§ **DESCRIPTION OF THE TASK**
Copy out the listing, putting "tick-icon" wherever "checkmark-icon" appears and keeping every other character the same. Skip the picture.

§ **DATA SHOWN**

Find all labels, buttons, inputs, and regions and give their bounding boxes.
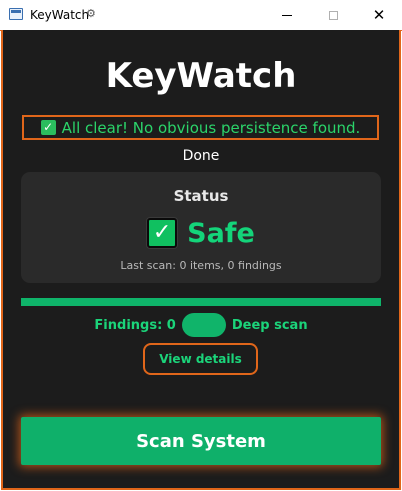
app-title: KeyWatch <box>105 56 297 96</box>
deep-scan-label: Deep scan <box>231 317 308 333</box>
app-window-icon <box>9 8 23 20</box>
maximize-icon <box>328 10 338 20</box>
close-icon: ✕ <box>372 5 386 24</box>
deep-scan-toggle[interactable] <box>181 313 226 337</box>
close-button[interactable]: ✕ <box>356 0 402 30</box>
progress-bar-fill <box>21 298 381 306</box>
window-titlebar[interactable]: KeyWatch ⚙ ✕ <box>0 0 402 30</box>
checkmark-icon: ✓ <box>40 120 56 135</box>
status-heading: Status <box>173 187 229 205</box>
banner-text: All clear! No obvious persistence found. <box>61 118 361 137</box>
progress-label: Done <box>182 148 220 164</box>
checkmark-icon: ✓ <box>147 218 178 248</box>
status-value: Safe <box>187 217 255 249</box>
minimize-button[interactable] <box>264 0 310 30</box>
progress-bar <box>21 298 381 306</box>
status-banner: ✓ All clear! No obvious persistence foun… <box>22 115 379 140</box>
view-details-button[interactable]: View details <box>143 343 258 375</box>
status-card: Status ✓ Safe Last scan: 0 items, 0 find… <box>21 172 381 283</box>
findings-row: Findings: 0 Deep scan <box>0 313 402 337</box>
status-row: ✓ Safe <box>21 216 381 250</box>
scan-system-button[interactable]: Scan System <box>21 417 381 465</box>
minimize-icon <box>282 14 292 16</box>
findings-count: Findings: 0 <box>94 317 176 333</box>
last-scan-text: Last scan: 0 items, 0 findings <box>120 259 282 272</box>
gear-icon: ⚙ <box>86 7 96 20</box>
maximize-button[interactable] <box>310 0 356 30</box>
window-title: KeyWatch <box>30 8 90 22</box>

§ **TASK SOLUTION**
Find all labels, buttons, inputs, and regions and give their bounding boxes.
app-title: KeyWatch <box>105 56 297 96</box>
deep-scan-label: Deep scan <box>231 317 308 333</box>
app-window-icon <box>9 8 23 20</box>
maximize-icon <box>328 10 338 20</box>
close-icon: ✕ <box>372 5 386 24</box>
deep-scan-toggle[interactable] <box>181 313 226 337</box>
close-button[interactable]: ✕ <box>356 0 402 30</box>
progress-bar-fill <box>21 298 381 306</box>
window-titlebar[interactable]: KeyWatch ⚙ ✕ <box>0 0 402 30</box>
tick-icon: ✓ <box>40 120 56 135</box>
status-heading: Status <box>173 187 229 205</box>
banner-text: All clear! No obvious persistence found. <box>61 118 361 137</box>
progress-label: Done <box>182 148 220 164</box>
tick-icon: ✓ <box>147 218 178 248</box>
status-value: Safe <box>187 217 255 249</box>
minimize-button[interactable] <box>264 0 310 30</box>
progress-bar <box>21 298 381 306</box>
status-banner: ✓ All clear! No obvious persistence foun… <box>22 115 379 140</box>
view-details-button[interactable]: View details <box>143 343 258 375</box>
status-card: Status ✓ Safe Last scan: 0 items, 0 find… <box>21 172 381 283</box>
findings-row: Findings: 0 Deep scan <box>0 313 402 337</box>
status-row: ✓ Safe <box>21 216 381 250</box>
scan-system-button[interactable]: Scan System <box>21 417 381 465</box>
minimize-icon <box>282 14 292 16</box>
findings-count: Findings: 0 <box>94 317 176 333</box>
last-scan-text: Last scan: 0 items, 0 findings <box>120 259 282 272</box>
gear-icon: ⚙ <box>86 7 96 20</box>
maximize-button[interactable] <box>310 0 356 30</box>
window-title: KeyWatch <box>30 8 90 22</box>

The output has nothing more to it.